» EXERCISE DESCRIPTION
Please output, word for word, the stretch of the gaming laptop thread that opens with the words containing "6) Anything else" and closes with "omega44-xt (Apr 12, 2016)".

-- start of GIVEN PASSAGE --

# Gaming Laptop @ 70k



## abcxyz (Apr 12, 2016)

Hi guys, time for an other laptop purchase for one of my friend,

1) What is your budget? (INR or USD) *70K or $1K*

2) What size & weight consideration (if any) would you prefer? *none*

3) What are the primary tasks you will be performing with this notebook? *Gaming and nothing else. Should be able to run the next two years games at medium settings*

5) Any typical configuration in your mind you're eying for ? *none*

4) Are there any brands that you prefer or any you really don't like? *none*

6) Anything else you would like to say?
    Purchase place - Mostly from US.(Just in case, kindly provide laptop/links from India as well)
    Purchase date - May 2016.


Thanks


----------



## omega44-xt (Apr 12, 2016)

If buying from US, get Asus GL552VW or Dell 7559 i5 version for even cheaper alternative. They are available at $1000 & $800 respectively


----------



## abcxyz (Apr 13, 2016)

anupam_pb said:


> If buying from US, get Asus GL552VW or Dell 7559 i5 version for even cheaper alternative. They are available at $1000 & $800 respectively


Are you talking about these?

-- end of GIVEN PASSAGE --
-- start of DATA --

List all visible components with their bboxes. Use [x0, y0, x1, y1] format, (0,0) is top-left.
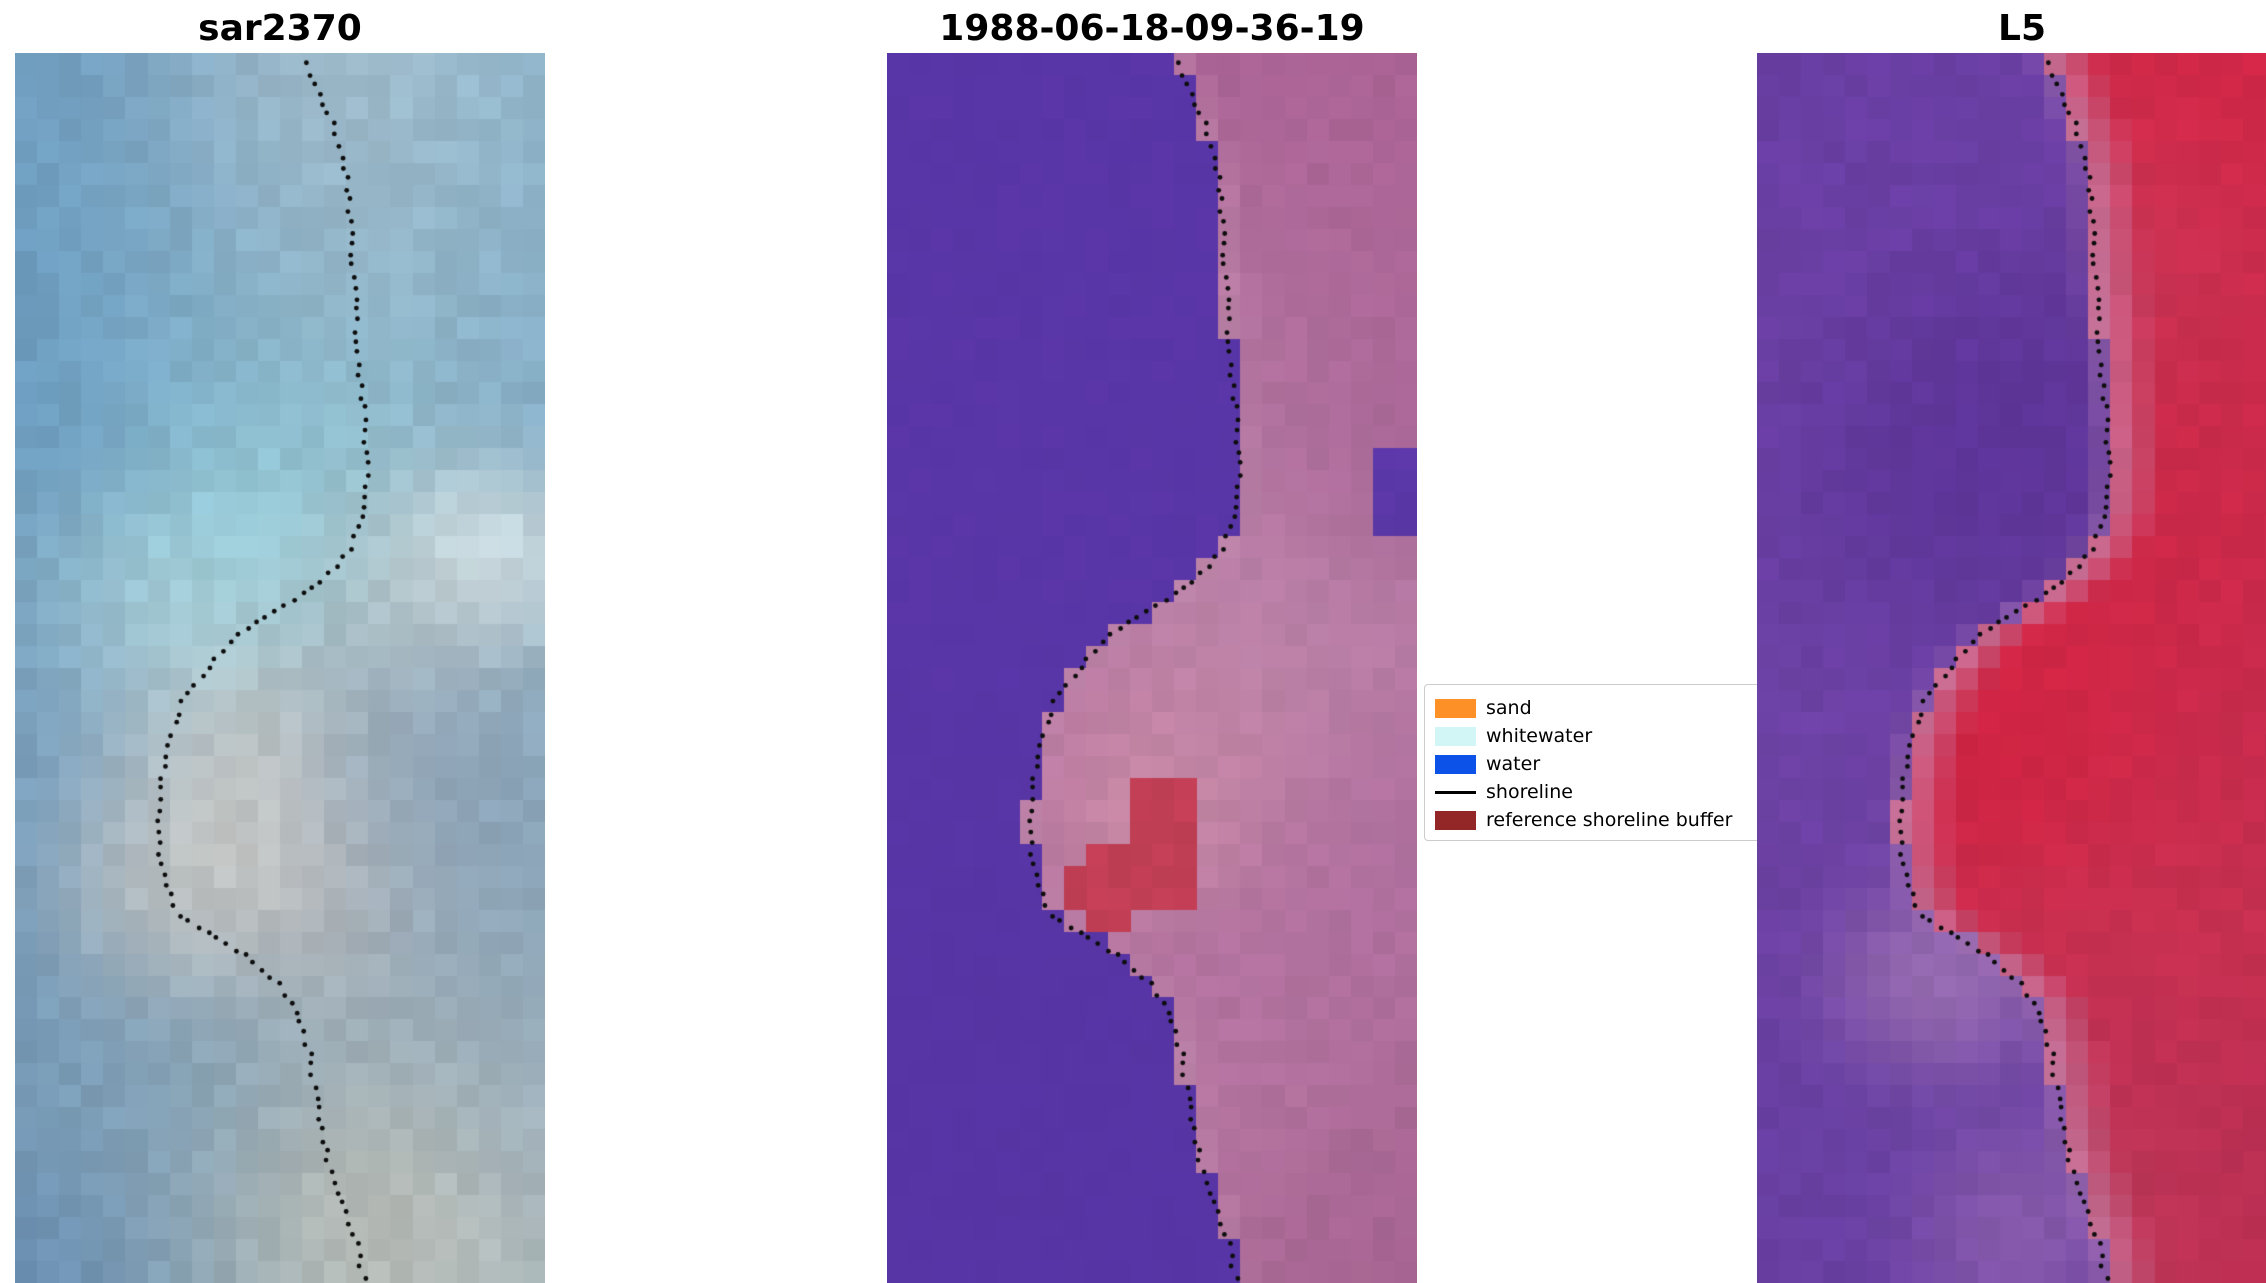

-- end of DATA --

» EXPECTED ANSWER
6) Anything else you would like to say?
    Purchase place - Mostly from US.(Just in case, kindly provide laptop/links from India as well)
    Purchase date - May 2016.


Thanks


----------



## omega44-xt (Apr 12, 2016)